> _Given entries_:
----------
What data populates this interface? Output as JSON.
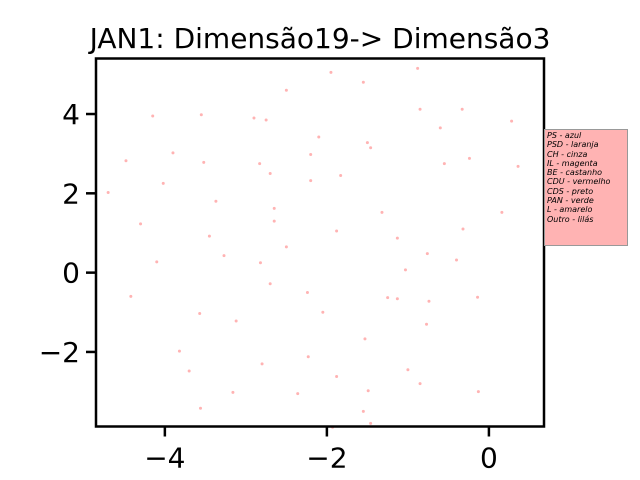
{
  "chart_data": {
    "type": "scatter",
    "title": "JAN1: Dimensão19-> Dimensão3",
    "xlabel": "",
    "ylabel": "",
    "xlim": [
      -4.85,
      0.68
    ],
    "ylim": [
      -3.88,
      5.4
    ],
    "xticks": [
      -4,
      -2,
      0
    ],
    "xtick_labels": [
      "−4",
      "−2",
      "0"
    ],
    "yticks": [
      -2,
      0,
      2,
      4
    ],
    "ytick_labels": [
      "−2",
      "0",
      "2",
      "4"
    ],
    "grid": false,
    "point_color": "#ffb3b3",
    "legend": {
      "placement": "right, outside axes",
      "background": "#ffb3b3",
      "entries": [
        "PS - azul",
        "PSD - laranja",
        "CH - cinza",
        "IL - magenta",
        "BE - castanho",
        "CDU - vermelho",
        "CDS - preto",
        "PAN - verde",
        "L - amarelo",
        "Outro - lilás"
      ]
    },
    "series": [
      {
        "points": [
          [
            -1.95,
            5.05
          ],
          [
            -0.88,
            5.15
          ],
          [
            -1.55,
            4.8
          ],
          [
            -2.5,
            4.6
          ],
          [
            -4.15,
            3.95
          ],
          [
            -3.55,
            3.98
          ],
          [
            -2.9,
            3.9
          ],
          [
            -2.75,
            3.85
          ],
          [
            -0.85,
            4.12
          ],
          [
            -0.33,
            4.12
          ],
          [
            0.28,
            3.82
          ],
          [
            -0.6,
            3.65
          ],
          [
            -2.1,
            3.42
          ],
          [
            -1.5,
            3.28
          ],
          [
            -1.46,
            3.15
          ],
          [
            -3.9,
            3.02
          ],
          [
            -2.2,
            2.98
          ],
          [
            -4.48,
            2.82
          ],
          [
            -3.52,
            2.78
          ],
          [
            -2.83,
            2.75
          ],
          [
            -0.55,
            2.75
          ],
          [
            -0.24,
            2.88
          ],
          [
            0.36,
            2.68
          ],
          [
            -2.7,
            2.5
          ],
          [
            -1.83,
            2.45
          ],
          [
            -2.2,
            2.32
          ],
          [
            -4.02,
            2.25
          ],
          [
            -4.7,
            2.02
          ],
          [
            -3.37,
            1.8
          ],
          [
            -2.65,
            1.62
          ],
          [
            -1.32,
            1.52
          ],
          [
            0.16,
            1.52
          ],
          [
            -2.65,
            1.3
          ],
          [
            -4.3,
            1.23
          ],
          [
            -0.32,
            1.1
          ],
          [
            -1.88,
            1.05
          ],
          [
            -3.45,
            0.92
          ],
          [
            -1.13,
            0.87
          ],
          [
            -2.5,
            0.65
          ],
          [
            -0.76,
            0.48
          ],
          [
            -3.27,
            0.43
          ],
          [
            -0.4,
            0.32
          ],
          [
            -4.1,
            0.27
          ],
          [
            -2.82,
            0.25
          ],
          [
            -1.03,
            0.07
          ],
          [
            -2.7,
            -0.28
          ],
          [
            -2.24,
            -0.5
          ],
          [
            -4.42,
            -0.6
          ],
          [
            -1.25,
            -0.63
          ],
          [
            -1.13,
            -0.66
          ],
          [
            -0.74,
            -0.72
          ],
          [
            -0.14,
            -0.62
          ],
          [
            -2.05,
            -1.0
          ],
          [
            -3.57,
            -1.03
          ],
          [
            -3.12,
            -1.22
          ],
          [
            -0.77,
            -1.3
          ],
          [
            -1.53,
            -1.67
          ],
          [
            -3.82,
            -1.98
          ],
          [
            -2.23,
            -2.12
          ],
          [
            -2.8,
            -2.3
          ],
          [
            -3.7,
            -2.48
          ],
          [
            -1.0,
            -2.45
          ],
          [
            -1.88,
            -2.62
          ],
          [
            -0.85,
            -2.8
          ],
          [
            -3.16,
            -3.02
          ],
          [
            -2.36,
            -3.05
          ],
          [
            -1.49,
            -2.98
          ],
          [
            -0.13,
            -3.0
          ],
          [
            -3.56,
            -3.42
          ],
          [
            -1.55,
            -3.5
          ],
          [
            -1.46,
            -3.8
          ],
          [
            -1.93,
            -3.9
          ]
        ]
      }
    ]
  }
}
----------
> _Your objective_:
Transcribe the whole listing exactly. Pictures stay out of your copy.

> _Task solution_:
What data populates this interface? Output as JSON.
{
  "chart_data": {
    "type": "scatter",
    "title": "JAN1: Dimensão19-> Dimensão3",
    "xlabel": "",
    "ylabel": "",
    "xlim": [
      -4.85,
      0.68
    ],
    "ylim": [
      -3.88,
      5.4
    ],
    "xticks": [
      -4,
      -2,
      0
    ],
    "xtick_labels": [
      "−4",
      "−2",
      "0"
    ],
    "yticks": [
      -2,
      0,
      2,
      4
    ],
    "ytick_labels": [
      "−2",
      "0",
      "2",
      "4"
    ],
    "grid": false,
    "point_color": "#ffb3b3",
    "legend": {
      "placement": "right, outside axes",
      "background": "#ffb3b3",
      "entries": [
        "PS - azul",
        "PSD - laranja",
        "CH - cinza",
        "IL - magenta",
        "BE - castanho",
        "CDU - vermelho",
        "CDS - preto",
        "PAN - verde",
        "L - amarelo",
        "Outro - lilás"
      ]
    },
    "series": [
      {
        "points": [
          [
            -1.95,
            5.05
          ],
          [
            -0.88,
            5.15
          ],
          [
            -1.55,
            4.8
          ],
          [
            -2.5,
            4.6
          ],
          [
            -4.15,
            3.95
          ],
          [
            -3.55,
            3.98
          ],
          [
            -2.9,
            3.9
          ],
          [
            -2.75,
            3.85
          ],
          [
            -0.85,
            4.12
          ],
          [
            -0.33,
            4.12
          ],
          [
            0.28,
            3.82
          ],
          [
            -0.6,
            3.65
          ],
          [
            -2.1,
            3.42
          ],
          [
            -1.5,
            3.28
          ],
          [
            -1.46,
            3.15
          ],
          [
            -3.9,
            3.02
          ],
          [
            -2.2,
            2.98
          ],
          [
            -4.48,
            2.82
          ],
          [
            -3.52,
            2.78
          ],
          [
            -2.83,
            2.75
          ],
          [
            -0.55,
            2.75
          ],
          [
            -0.24,
            2.88
          ],
          [
            0.36,
            2.68
          ],
          [
            -2.7,
            2.5
          ],
          [
            -1.83,
            2.45
          ],
          [
            -2.2,
            2.32
          ],
          [
            -4.02,
            2.25
          ],
          [
            -4.7,
            2.02
          ],
          [
            -3.37,
            1.8
          ],
          [
            -2.65,
            1.62
          ],
          [
            -1.32,
            1.52
          ],
          [
            0.16,
            1.52
          ],
          [
            -2.65,
            1.3
          ],
          [
            -4.3,
            1.23
          ],
          [
            -0.32,
            1.1
          ],
          [
            -1.88,
            1.05
          ],
          [
            -3.45,
            0.92
          ],
          [
            -1.13,
            0.87
          ],
          [
            -2.5,
            0.65
          ],
          [
            -0.76,
            0.48
          ],
          [
            -3.27,
            0.43
          ],
          [
            -0.4,
            0.32
          ],
          [
            -4.1,
            0.27
          ],
          [
            -2.82,
            0.25
          ],
          [
            -1.03,
            0.07
          ],
          [
            -2.7,
            -0.28
          ],
          [
            -2.24,
            -0.5
          ],
          [
            -4.42,
            -0.6
          ],
          [
            -1.25,
            -0.63
          ],
          [
            -1.13,
            -0.66
          ],
          [
            -0.74,
            -0.72
          ],
          [
            -0.14,
            -0.62
          ],
          [
            -2.05,
            -1.0
          ],
          [
            -3.57,
            -1.03
          ],
          [
            -3.12,
            -1.22
          ],
          [
            -0.77,
            -1.3
          ],
          [
            -1.53,
            -1.67
          ],
          [
            -3.82,
            -1.98
          ],
          [
            -2.23,
            -2.12
          ],
          [
            -2.8,
            -2.3
          ],
          [
            -3.7,
            -2.48
          ],
          [
            -1.0,
            -2.45
          ],
          [
            -1.88,
            -2.62
          ],
          [
            -0.85,
            -2.8
          ],
          [
            -3.16,
            -3.02
          ],
          [
            -2.36,
            -3.05
          ],
          [
            -1.49,
            -2.98
          ],
          [
            -0.13,
            -3.0
          ],
          [
            -3.56,
            -3.42
          ],
          [
            -1.55,
            -3.5
          ],
          [
            -1.46,
            -3.8
          ],
          [
            -1.93,
            -3.9
          ]
        ]
      }
    ]
  }
}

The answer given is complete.